--- begin ---

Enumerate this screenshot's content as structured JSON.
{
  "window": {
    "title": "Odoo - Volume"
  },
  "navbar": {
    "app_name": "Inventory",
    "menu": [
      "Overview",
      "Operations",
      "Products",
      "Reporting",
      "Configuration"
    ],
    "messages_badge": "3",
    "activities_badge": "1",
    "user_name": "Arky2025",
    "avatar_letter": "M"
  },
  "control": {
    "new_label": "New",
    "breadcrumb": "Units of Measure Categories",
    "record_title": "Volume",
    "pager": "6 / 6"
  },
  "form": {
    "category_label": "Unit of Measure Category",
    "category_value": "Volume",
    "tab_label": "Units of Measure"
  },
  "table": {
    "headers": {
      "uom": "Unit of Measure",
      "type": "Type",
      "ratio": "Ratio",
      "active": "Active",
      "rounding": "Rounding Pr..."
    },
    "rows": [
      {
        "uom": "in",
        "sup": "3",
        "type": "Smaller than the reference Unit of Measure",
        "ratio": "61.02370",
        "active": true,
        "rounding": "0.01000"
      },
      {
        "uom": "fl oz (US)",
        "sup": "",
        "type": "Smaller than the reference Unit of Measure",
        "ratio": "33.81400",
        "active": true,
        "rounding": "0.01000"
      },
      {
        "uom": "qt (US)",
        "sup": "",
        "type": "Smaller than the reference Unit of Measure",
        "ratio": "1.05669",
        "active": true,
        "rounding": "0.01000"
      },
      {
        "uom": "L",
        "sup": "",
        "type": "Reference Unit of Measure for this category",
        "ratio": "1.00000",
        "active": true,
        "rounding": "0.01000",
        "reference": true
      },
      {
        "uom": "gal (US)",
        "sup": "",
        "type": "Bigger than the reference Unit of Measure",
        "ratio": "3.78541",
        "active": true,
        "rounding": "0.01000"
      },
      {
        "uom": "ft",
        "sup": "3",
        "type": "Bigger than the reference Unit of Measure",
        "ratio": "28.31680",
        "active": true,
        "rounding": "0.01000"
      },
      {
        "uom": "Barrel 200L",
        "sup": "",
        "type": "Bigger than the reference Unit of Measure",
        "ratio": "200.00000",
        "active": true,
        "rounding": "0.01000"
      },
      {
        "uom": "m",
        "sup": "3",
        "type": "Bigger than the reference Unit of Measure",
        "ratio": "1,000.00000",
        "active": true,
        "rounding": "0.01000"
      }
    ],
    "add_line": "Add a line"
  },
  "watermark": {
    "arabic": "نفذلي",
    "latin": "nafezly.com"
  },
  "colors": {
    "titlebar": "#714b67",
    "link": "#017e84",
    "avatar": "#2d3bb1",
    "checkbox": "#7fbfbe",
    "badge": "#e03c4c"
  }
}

--- end ---

Using the records above, pull out each line where the word "Volume" occurs.

● **Task result**
    "title": "Odoo - Volume"
    "record_title": "Volume",
    "category_value": "Volume",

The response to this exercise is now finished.